### Text shown
------------------------
WHEN it comes to a national energy strategy, the United States is
still at the drawing board.
With no decision at the top, individual states have struck out on
their own. They have passed a raft of energy-conservation laws and
Among the most innovative programs:
- Washington State has upgraded its energy-conserving building
codes for new homes - now the strictest nationwide. The new codes
take effect next July.
- Under a new Iowa law, electric utilities that need to expand
must consider cutting demand and other conservation measures before
building new plants.
- In Connecticut, state-owned vehicles will have to get at
least 27 miles per gallon by 1993; 45 m.p.g. by the year 2000.
"It's really absurd for us to set automotive regulations at the
state level," says Mary Mushinsky, chairwoman of the Connecticut
House Environmental Committee. "But if the feds won't do it, the
states have to."
"In the absence of strong federal leadership and a comprehensive
federal energy policy, a lot of states are stepping out on their
own," says Tom Curtis, director of natural resources for the
National Governors' Association.
Larry Morandi, program manager for the environment with the
National Conference of State Legislatures, says state policymakers
are linking environmental strategy with energy strategy.
"You get a `three-fer' out of it," explains Lawrence Alexander, a
Massachusetts Department of Public Utilities commissioner. "You save
valuable energy resources. You save consumers a lot of money. You
do something very positive for the environment at the same time."
Energy-saving measures probably won't come cheap. The costs of
reducing emissions of "greenhouse gases," for example, could range
from virtually nothing to as high 6 percent of the US gross national
product, the Governors' Association warned in a recent report.
------------------------
### Short task a
Copy the listing word for word, starting at its first line and ending at the line that contains "void-line — [853, 1244, 904, 2230]".
------------------------
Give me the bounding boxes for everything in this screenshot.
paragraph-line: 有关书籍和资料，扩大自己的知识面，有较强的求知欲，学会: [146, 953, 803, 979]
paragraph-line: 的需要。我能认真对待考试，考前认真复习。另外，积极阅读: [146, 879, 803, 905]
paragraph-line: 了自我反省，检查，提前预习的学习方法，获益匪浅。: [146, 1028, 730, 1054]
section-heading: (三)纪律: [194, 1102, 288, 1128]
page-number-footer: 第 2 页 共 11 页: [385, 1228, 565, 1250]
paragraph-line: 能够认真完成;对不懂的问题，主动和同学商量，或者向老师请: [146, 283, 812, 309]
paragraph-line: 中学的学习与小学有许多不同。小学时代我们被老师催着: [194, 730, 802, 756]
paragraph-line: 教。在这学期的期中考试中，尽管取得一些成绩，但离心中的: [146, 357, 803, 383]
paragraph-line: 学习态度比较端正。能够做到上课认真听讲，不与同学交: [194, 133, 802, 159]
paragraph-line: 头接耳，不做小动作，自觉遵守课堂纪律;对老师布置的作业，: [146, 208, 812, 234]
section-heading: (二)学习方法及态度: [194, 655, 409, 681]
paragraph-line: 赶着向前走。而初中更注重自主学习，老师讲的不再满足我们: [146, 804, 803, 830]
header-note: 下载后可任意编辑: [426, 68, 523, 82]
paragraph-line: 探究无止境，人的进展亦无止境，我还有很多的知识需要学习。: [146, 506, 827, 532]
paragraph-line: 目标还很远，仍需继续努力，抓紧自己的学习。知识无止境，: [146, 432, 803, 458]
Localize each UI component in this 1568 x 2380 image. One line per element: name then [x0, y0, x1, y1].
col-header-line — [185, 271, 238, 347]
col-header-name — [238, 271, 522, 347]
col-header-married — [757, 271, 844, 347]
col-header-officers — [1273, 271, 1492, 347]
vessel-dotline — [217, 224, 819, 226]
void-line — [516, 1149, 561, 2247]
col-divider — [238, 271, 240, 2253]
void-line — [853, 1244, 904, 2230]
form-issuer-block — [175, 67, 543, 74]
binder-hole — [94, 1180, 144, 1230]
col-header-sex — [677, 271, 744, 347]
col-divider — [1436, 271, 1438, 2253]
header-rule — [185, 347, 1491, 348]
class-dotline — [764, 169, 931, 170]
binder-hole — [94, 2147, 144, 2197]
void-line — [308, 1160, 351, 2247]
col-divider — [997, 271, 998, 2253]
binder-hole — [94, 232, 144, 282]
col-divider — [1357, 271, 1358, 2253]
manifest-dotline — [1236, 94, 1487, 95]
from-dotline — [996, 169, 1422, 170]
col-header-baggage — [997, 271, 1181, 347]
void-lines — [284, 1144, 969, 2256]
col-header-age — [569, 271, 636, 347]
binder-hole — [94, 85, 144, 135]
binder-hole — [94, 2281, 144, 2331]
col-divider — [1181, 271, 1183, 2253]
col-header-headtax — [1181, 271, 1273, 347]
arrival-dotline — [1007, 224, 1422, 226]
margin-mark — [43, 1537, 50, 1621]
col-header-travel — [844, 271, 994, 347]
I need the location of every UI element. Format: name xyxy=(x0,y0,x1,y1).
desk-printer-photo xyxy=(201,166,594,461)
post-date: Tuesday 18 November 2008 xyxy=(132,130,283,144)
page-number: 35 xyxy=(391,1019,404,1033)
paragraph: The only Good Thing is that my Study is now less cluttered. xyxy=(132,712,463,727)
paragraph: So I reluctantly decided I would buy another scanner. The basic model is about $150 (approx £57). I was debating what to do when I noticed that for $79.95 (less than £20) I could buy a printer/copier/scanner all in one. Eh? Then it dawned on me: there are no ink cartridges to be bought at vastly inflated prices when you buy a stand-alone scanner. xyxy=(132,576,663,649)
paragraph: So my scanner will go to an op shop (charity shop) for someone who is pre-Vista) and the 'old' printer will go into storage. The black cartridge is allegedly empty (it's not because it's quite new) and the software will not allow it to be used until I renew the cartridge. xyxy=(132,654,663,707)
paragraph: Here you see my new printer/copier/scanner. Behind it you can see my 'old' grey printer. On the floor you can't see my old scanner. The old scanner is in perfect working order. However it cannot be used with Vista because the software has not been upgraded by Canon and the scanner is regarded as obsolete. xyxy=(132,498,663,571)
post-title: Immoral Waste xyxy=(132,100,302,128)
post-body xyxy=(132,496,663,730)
------------------------
### Short task b
Using the text on state energy-conservation laws, decide whether each statement agrees with it. Answer yes or no for each, and quote the deciding words. (i) Washington State's new building codes take effect next July. (ii) Connecticut's state-owned vehicles must get at least 45 miles per gallon by 1993. (iii) Under a new Iowa law, electric utilities that need to expand must consider conservation measures before building new plants.

### Answer a
Give me the bounding boxes for everything in this screenshot.
paragraph-line: 有关书籍和资料，扩大自己的知识面，有较强的求知欲，学会: [146, 953, 803, 979]
paragraph-line: 的需要。我能认真对待考试，考前认真复习。另外，积极阅读: [146, 879, 803, 905]
paragraph-line: 了自我反省，检查，提前预习的学习方法，获益匪浅。: [146, 1028, 730, 1054]
section-heading: (三)纪律: [194, 1102, 288, 1128]
page-number-footer: 第 2 页 共 11 页: [385, 1228, 565, 1250]
paragraph-line: 能够认真完成;对不懂的问题，主动和同学商量，或者向老师请: [146, 283, 812, 309]
paragraph-line: 中学的学习与小学有许多不同。小学时代我们被老师催着: [194, 730, 802, 756]
paragraph-line: 教。在这学期的期中考试中，尽管取得一些成绩，但离心中的: [146, 357, 803, 383]
paragraph-line: 学习态度比较端正。能够做到上课认真听讲，不与同学交: [194, 133, 802, 159]
paragraph-line: 头接耳，不做小动作，自觉遵守课堂纪律;对老师布置的作业，: [146, 208, 812, 234]
section-heading: (二)学习方法及态度: [194, 655, 409, 681]
paragraph-line: 赶着向前走。而初中更注重自主学习，老师讲的不再满足我们: [146, 804, 803, 830]
header-note: 下载后可任意编辑: [426, 68, 523, 82]
paragraph-line: 探究无止境，人的进展亦无止境，我还有很多的知识需要学习。: [146, 506, 827, 532]
paragraph-line: 目标还很远，仍需继续努力，抓紧自己的学习。知识无止境，: [146, 432, 803, 458]
Localize each UI component in this 1568 x 2380 image. One line per element: name then [x0, y0, x1, y1].
col-header-line — [185, 271, 238, 347]
col-header-name — [238, 271, 522, 347]
col-header-married — [757, 271, 844, 347]
col-header-officers — [1273, 271, 1492, 347]
vessel-dotline — [217, 224, 819, 226]
void-line — [516, 1149, 561, 2247]
col-divider — [238, 271, 240, 2253]
void-line — [853, 1244, 904, 2230]

### Answer b
(i) Yes: "The new codes take effect next July."
(ii) No: "at least 27 miles per gallon by 1993; 45 m.p.g. by the year 2000."
(iii) Yes: "electric utilities that need to expand must consider cutting demand and other conservation measures before building new plants."